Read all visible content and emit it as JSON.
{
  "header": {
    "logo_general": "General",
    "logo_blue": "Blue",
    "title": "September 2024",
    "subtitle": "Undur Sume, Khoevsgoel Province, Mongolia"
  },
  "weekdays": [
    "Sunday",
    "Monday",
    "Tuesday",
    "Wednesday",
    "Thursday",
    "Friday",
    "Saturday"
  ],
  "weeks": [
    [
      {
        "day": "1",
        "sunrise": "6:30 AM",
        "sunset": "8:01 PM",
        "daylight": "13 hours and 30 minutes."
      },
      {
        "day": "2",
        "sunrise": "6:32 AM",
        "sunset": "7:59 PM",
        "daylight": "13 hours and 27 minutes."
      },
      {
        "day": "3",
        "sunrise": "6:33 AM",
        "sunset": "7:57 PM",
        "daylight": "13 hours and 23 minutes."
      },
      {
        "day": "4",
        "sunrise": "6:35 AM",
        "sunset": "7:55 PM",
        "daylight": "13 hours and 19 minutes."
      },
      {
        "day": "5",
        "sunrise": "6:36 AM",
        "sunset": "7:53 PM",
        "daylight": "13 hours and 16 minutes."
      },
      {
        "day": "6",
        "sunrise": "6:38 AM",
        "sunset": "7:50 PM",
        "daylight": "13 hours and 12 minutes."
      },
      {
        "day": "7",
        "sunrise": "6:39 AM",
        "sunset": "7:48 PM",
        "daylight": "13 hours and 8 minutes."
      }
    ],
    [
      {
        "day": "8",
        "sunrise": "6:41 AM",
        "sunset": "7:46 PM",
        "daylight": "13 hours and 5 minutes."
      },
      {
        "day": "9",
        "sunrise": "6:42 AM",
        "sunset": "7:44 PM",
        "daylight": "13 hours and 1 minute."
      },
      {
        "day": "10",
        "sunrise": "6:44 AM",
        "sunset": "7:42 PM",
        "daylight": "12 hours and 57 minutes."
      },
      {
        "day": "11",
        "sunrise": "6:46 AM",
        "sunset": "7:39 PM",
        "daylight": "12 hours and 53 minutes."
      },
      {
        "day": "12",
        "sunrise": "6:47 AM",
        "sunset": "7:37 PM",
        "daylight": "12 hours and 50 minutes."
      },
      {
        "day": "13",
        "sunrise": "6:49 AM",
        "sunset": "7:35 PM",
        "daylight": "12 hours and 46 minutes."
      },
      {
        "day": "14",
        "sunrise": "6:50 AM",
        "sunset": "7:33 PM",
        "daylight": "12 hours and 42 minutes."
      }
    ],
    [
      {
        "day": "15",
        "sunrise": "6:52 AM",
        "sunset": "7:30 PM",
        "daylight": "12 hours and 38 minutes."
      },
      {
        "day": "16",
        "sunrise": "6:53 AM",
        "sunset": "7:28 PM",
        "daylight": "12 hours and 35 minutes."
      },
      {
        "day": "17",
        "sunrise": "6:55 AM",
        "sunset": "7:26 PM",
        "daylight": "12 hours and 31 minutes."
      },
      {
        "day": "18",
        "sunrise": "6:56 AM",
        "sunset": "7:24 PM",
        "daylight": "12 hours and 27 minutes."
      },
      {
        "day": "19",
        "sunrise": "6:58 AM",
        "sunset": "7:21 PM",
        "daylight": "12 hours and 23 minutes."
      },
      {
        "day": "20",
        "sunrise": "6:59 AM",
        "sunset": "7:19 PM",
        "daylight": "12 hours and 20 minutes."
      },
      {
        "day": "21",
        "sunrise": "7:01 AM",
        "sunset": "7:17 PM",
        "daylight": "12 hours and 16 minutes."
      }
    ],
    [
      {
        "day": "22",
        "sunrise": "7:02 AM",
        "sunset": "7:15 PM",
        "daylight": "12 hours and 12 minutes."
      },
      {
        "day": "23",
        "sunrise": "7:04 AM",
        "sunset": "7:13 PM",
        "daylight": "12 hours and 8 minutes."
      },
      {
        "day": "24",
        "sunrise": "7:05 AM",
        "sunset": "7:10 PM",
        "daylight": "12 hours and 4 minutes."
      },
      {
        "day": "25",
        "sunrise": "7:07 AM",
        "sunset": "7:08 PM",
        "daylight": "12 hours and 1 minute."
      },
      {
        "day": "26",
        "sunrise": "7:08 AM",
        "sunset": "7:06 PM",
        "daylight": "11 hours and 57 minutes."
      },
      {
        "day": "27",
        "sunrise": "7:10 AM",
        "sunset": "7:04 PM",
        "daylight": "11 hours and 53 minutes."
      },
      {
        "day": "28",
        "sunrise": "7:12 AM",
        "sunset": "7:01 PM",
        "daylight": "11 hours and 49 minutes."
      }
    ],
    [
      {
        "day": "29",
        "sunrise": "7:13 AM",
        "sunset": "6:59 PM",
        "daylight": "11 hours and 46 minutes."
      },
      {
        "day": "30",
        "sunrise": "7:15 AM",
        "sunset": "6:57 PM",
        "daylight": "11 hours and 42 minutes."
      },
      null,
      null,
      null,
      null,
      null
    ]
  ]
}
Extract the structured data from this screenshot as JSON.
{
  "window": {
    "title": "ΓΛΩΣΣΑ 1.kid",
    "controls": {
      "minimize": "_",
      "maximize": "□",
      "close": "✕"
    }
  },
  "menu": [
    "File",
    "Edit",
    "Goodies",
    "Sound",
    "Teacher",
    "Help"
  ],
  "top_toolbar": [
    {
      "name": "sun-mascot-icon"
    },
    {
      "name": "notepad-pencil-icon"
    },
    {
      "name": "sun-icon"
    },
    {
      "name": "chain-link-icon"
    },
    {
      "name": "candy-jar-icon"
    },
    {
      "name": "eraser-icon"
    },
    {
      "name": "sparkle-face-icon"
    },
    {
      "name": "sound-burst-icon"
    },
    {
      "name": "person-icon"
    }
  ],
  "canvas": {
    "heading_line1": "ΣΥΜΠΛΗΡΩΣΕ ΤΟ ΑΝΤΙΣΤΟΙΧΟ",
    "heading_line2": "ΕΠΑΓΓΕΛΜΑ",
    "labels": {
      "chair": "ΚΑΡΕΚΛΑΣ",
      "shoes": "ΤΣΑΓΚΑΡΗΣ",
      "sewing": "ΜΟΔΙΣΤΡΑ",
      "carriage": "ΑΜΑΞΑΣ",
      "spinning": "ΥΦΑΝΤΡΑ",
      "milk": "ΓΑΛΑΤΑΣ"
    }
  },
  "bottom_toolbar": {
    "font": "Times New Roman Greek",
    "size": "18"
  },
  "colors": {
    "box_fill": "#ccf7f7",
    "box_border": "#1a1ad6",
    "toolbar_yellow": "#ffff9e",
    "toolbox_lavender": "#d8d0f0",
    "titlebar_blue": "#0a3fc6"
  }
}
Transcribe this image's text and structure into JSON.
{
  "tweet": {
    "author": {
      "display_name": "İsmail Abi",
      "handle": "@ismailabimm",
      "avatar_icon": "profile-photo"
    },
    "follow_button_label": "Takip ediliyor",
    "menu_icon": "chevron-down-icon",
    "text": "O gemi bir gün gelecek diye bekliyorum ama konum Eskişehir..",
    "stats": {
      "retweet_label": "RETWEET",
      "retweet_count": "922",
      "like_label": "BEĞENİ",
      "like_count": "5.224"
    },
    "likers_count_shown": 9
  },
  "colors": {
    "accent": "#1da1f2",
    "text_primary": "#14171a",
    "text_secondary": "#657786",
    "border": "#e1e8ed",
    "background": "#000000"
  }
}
★ ★ ★ ★
From the records above, extract each line exactly as shown.

Task output:
Read all visible content and emit it as JSON.
{
  "header": {
    "logo_general": "General",
    "logo_blue": "Blue",
    "title": "September 2024",
    "subtitle": "Undur Sume, Khoevsgoel Province, Mongolia"
  },
  "weekdays": [
    "Sunday",
    "Monday",
    "Tuesday",
    "Wednesday",
    "Thursday",
    "Friday",
    "Saturday"
  ],
  "weeks": [
    [
      {
        "day": "1",
        "sunrise": "6:30 AM",
        "sunset": "8:01 PM",
        "daylight": "13 hours and 30 minutes."
      },
      {
        "day": "2",
        "sunrise": "6:32 AM",
        "sunset": "7:59 PM",
        "daylight": "13 hours and 27 minutes."
      },
      {
        "day": "3",
        "sunrise": "6:33 AM",
        "sunset": "7:57 PM",
        "daylight": "13 hours and 23 minutes."
      },
      {
        "day": "4",
        "sunrise": "6:35 AM",
        "sunset": "7:55 PM",
        "daylight": "13 hours and 19 minutes."
      },
      {
        "day": "5",
        "sunrise": "6:36 AM",
        "sunset": "7:53 PM",
        "daylight": "13 hours and 16 minutes."
      },
      {
        "day": "6",
        "sunrise": "6:38 AM",
        "sunset": "7:50 PM",
        "daylight": "13 hours and 12 minutes."
      },
      {
        "day": "7",
        "sunrise": "6:39 AM",
        "sunset": "7:48 PM",
        "daylight": "13 hours and 8 minutes."
      }
    ],
    [
      {
        "day": "8",
        "sunrise": "6:41 AM",
        "sunset": "7:46 PM",
        "daylight": "13 hours and 5 minutes."
      },
      {
        "day": "9",
        "sunrise": "6:42 AM",
        "sunset": "7:44 PM",
        "daylight": "13 hours and 1 minute."
      },
      {
        "day": "10",
        "sunrise": "6:44 AM",
        "sunset": "7:42 PM",
        "daylight": "12 hours and 57 minutes."
      },
      {
        "day": "11",
        "sunrise": "6:46 AM",
        "sunset": "7:39 PM",
        "daylight": "12 hours and 53 minutes."
      },
      {
        "day": "12",
        "sunrise": "6:47 AM",
        "sunset": "7:37 PM",
        "daylight": "12 hours and 50 minutes."
      },
      {
        "day": "13",
        "sunrise": "6:49 AM",
        "sunset": "7:35 PM",
        "daylight": "12 hours and 46 minutes."
      },
      {
        "day": "14",
        "sunrise": "6:50 AM",
        "sunset": "7:33 PM",
        "daylight": "12 hours and 42 minutes."
      }
    ],
    [
      {
        "day": "15",
        "sunrise": "6:52 AM",
        "sunset": "7:30 PM",
        "daylight": "12 hours and 38 minutes."
      },
      {
        "day": "16",
        "sunrise": "6:53 AM",
        "sunset": "7:28 PM",
        "daylight": "12 hours and 35 minutes."
      },
      {
        "day": "17",
        "sunrise": "6:55 AM",
        "sunset": "7:26 PM",
        "daylight": "12 hours and 31 minutes."
      },
      {
        "day": "18",
        "sunrise": "6:56 AM",
        "sunset": "7:24 PM",
        "daylight": "12 hours and 27 minutes."
      },
      {
        "day": "19",
        "sunrise": "6:58 AM",
        "sunset": "7:21 PM",
        "daylight": "12 hours and 23 minutes."
      },
      {
        "day": "20",
        "sunrise": "6:59 AM",
        "sunset": "7:19 PM",
        "daylight": "12 hours and 20 minutes."
      },
      {
        "day": "21",
        "sunrise": "7:01 AM",
        "sunset": "7:17 PM",
        "daylight": "12 hours and 16 minutes."
      }
    ],
    [
      {
        "day": "22",
        "sunrise": "7:02 AM",
        "sunset": "7:15 PM",
        "daylight": "12 hours and 12 minutes."
      },
      {
        "day": "23",
        "sunrise": "7:04 AM",
        "sunset": "7:13 PM",
        "daylight": "12 hours and 8 minutes."
      },
      {
        "day": "24",
        "sunrise": "7:05 AM",
        "sunset": "7:10 PM",
        "daylight": "12 hours and 4 minutes."
      },
      {
        "day": "25",
        "sunrise": "7:07 AM",
        "sunset": "7:08 PM",
        "daylight": "12 hours and 1 minute."
      },
      {
        "day": "26",
        "sunrise": "7:08 AM",
        "sunset": "7:06 PM",
        "daylight": "11 hours and 57 minutes."
      },
      {
        "day": "27",
        "sunrise": "7:10 AM",
        "sunset": "7:04 PM",
        "daylight": "11 hours and 53 minutes."
      },
      {
        "day": "28",
        "sunrise": "7:12 AM",
        "sunset": "7:01 PM",
        "daylight": "11 hours and 49 minutes."
      }
    ],
    [
      {
        "day": "29",
        "sunrise": "7:13 AM",
        "sunset": "6:59 PM",
        "daylight": "11 hours and 46 minutes."
      },
      {
        "day": "30",
        "sunrise": "7:15 AM",
        "sunset": "6:57 PM",
        "daylight": "11 hours and 42 minutes."
      },
      null,
      null,
      null,
      null,
      null
    ]
  ]
}
Extract the structured data from this screenshot as JSON.
{
  "window": {
    "title": "ΓΛΩΣΣΑ 1.kid",
    "controls": {
      "minimize": "_",
      "maximize": "□",
      "close": "✕"
    }
  },
  "menu": [
    "File",
    "Edit",
    "Goodies",
    "Sound",
    "Teacher",
    "Help"
  ],
  "top_toolbar": [
    {
      "name": "sun-mascot-icon"
    },
    {
      "name": "notepad-pencil-icon"
    },
    {
      "name": "sun-icon"
    },
    {
      "name": "chain-link-icon"
    },
    {
      "name": "candy-jar-icon"
    },
    {
      "name": "eraser-icon"
    },
    {
      "name": "sparkle-face-icon"
    },
    {
      "name": "sound-burst-icon"
    },
    {
      "name": "person-icon"
    }
  ],
  "canvas": {
    "heading_line1": "ΣΥΜΠΛΗΡΩΣΕ ΤΟ ΑΝΤΙΣΤΟΙΧΟ",
    "heading_line2": "ΕΠΑΓΓΕΛΜΑ",
    "labels": {
      "chair": "ΚΑΡΕΚΛΑΣ",
      "shoes": "ΤΣΑΓΚΑΡΗΣ",
      "sewing": "ΜΟΔΙΣΤΡΑ",
      "carriage": "ΑΜΑΞΑΣ",
      "spinning": "ΥΦΑΝΤΡΑ",
      "milk": "ΓΑΛΑΤΑΣ"
    }
  },
  "bottom_toolbar": {
    "font": "Times New Roman Greek",
    "size": "18"
  },
  "colors": {
    "box_fill": "#ccf7f7",
    "box_border": "#1a1ad6",
    "toolbar_yellow": "#ffff9e",
    "toolbox_lavender": "#d8d0f0",
    "titlebar_blue": "#0a3fc6"
  }
}
Transcribe this image's text and structure into JSON.
{
  "tweet": {
    "author": {
      "display_name": "İsmail Abi",
      "handle": "@ismailabimm",
      "avatar_icon": "profile-photo"
    },
    "follow_button_label": "Takip ediliyor",
    "menu_icon": "chevron-down-icon",
    "text": "O gemi bir gün gelecek diye bekliyorum ama konum Eskişehir..",
    "stats": {
      "retweet_label": "RETWEET",
      "retweet_count": "922",
      "like_label": "BEĞENİ",
      "like_count": "5.224"
    },
    "likers_count_shown": 9
  },
  "colors": {
    "accent": "#1da1f2",
    "text_primary": "#14171a",
    "text_secondary": "#657786",
    "border": "#e1e8ed",
    "background": "#000000"
  }
}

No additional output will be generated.